Collection entries

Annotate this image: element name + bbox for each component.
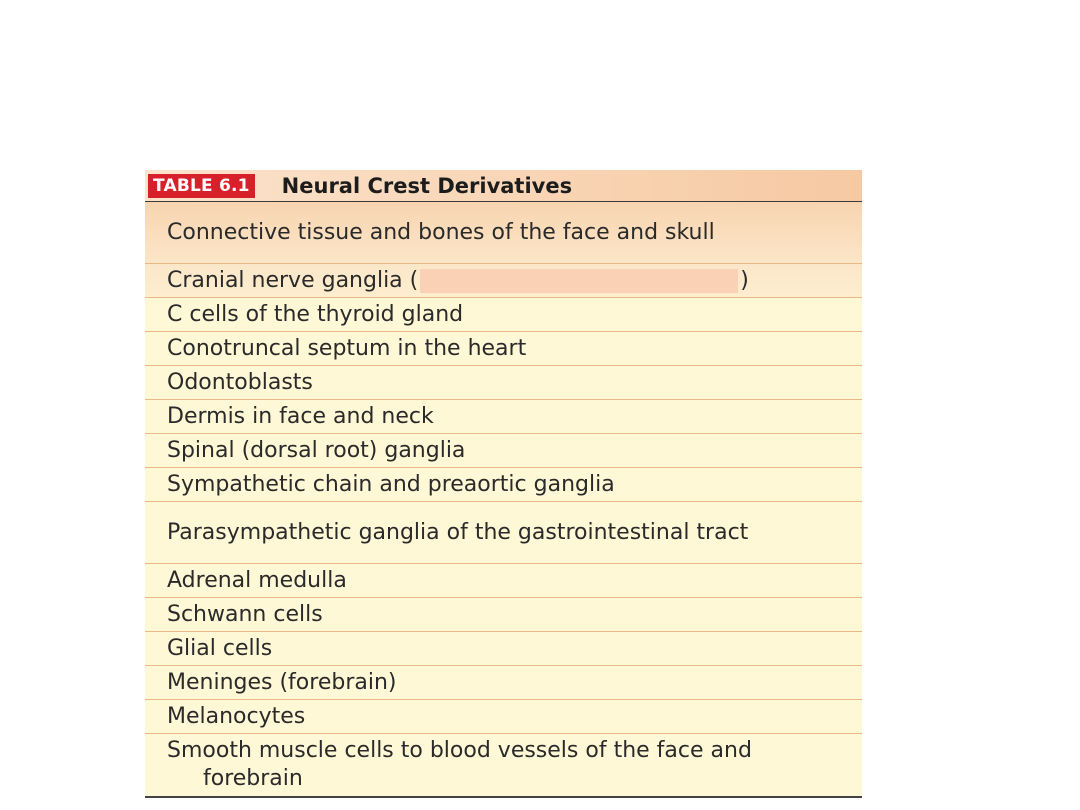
table-title: Neural Crest Derivatives <box>281 173 573 198</box>
table-row <box>145 502 862 564</box>
row-text: Dermis in face and neck <box>167 403 434 429</box>
row-prefix: Cranial nerve ganglia <box>167 267 403 293</box>
row-text: Meninges (forebrain) <box>167 669 397 695</box>
table-row <box>145 564 862 598</box>
table-row <box>145 366 862 400</box>
row-text: Schwann cells <box>167 601 323 627</box>
table-row <box>145 202 862 264</box>
table-row <box>145 434 862 468</box>
row-text: Conotruncal septum in the heart <box>167 335 527 361</box>
table-row <box>145 666 862 700</box>
table-row <box>145 700 862 734</box>
redacted-content-block <box>420 269 738 293</box>
table-row <box>145 468 862 502</box>
table-row <box>145 734 862 796</box>
neural-crest-table <box>145 170 862 798</box>
row-text: Sympathetic chain and preaortic ganglia <box>167 471 615 497</box>
row-text: Glial cells <box>167 635 273 661</box>
table-body <box>145 202 862 798</box>
row-text <box>167 267 749 295</box>
table-row <box>145 598 862 632</box>
row-text: Smooth muscle cells to blood vessels of the face and forebrain <box>167 738 752 791</box>
table-number-badge: TABLE 6.1 <box>148 174 255 198</box>
row-text: Connective tissue and bones of the face and skull <box>167 219 715 245</box>
table-header <box>145 170 862 202</box>
row-text: C cells of the thyroid gland <box>167 301 464 327</box>
close-parenthesis: ) <box>740 267 749 293</box>
table-row <box>145 332 862 366</box>
table-row <box>145 400 862 434</box>
row-text: Melanocytes <box>167 703 306 729</box>
table-row <box>145 264 862 298</box>
row-text: Spinal (dorsal root) ganglia <box>167 437 466 463</box>
table-row <box>145 298 862 332</box>
row-text: Adrenal medulla <box>167 567 347 593</box>
row-text: Parasympathetic ganglia of the gastrointestinal tract <box>167 519 749 545</box>
open-parenthesis: ( <box>409 267 419 293</box>
table-row <box>145 632 862 666</box>
row-text: Odontoblasts <box>167 369 313 395</box>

● **PROBLEM REQUIREMENTS**:
State the number of lines above that hold the word "ganglia", and say nothing else.

● **EXERCISE RESPONSE**:
4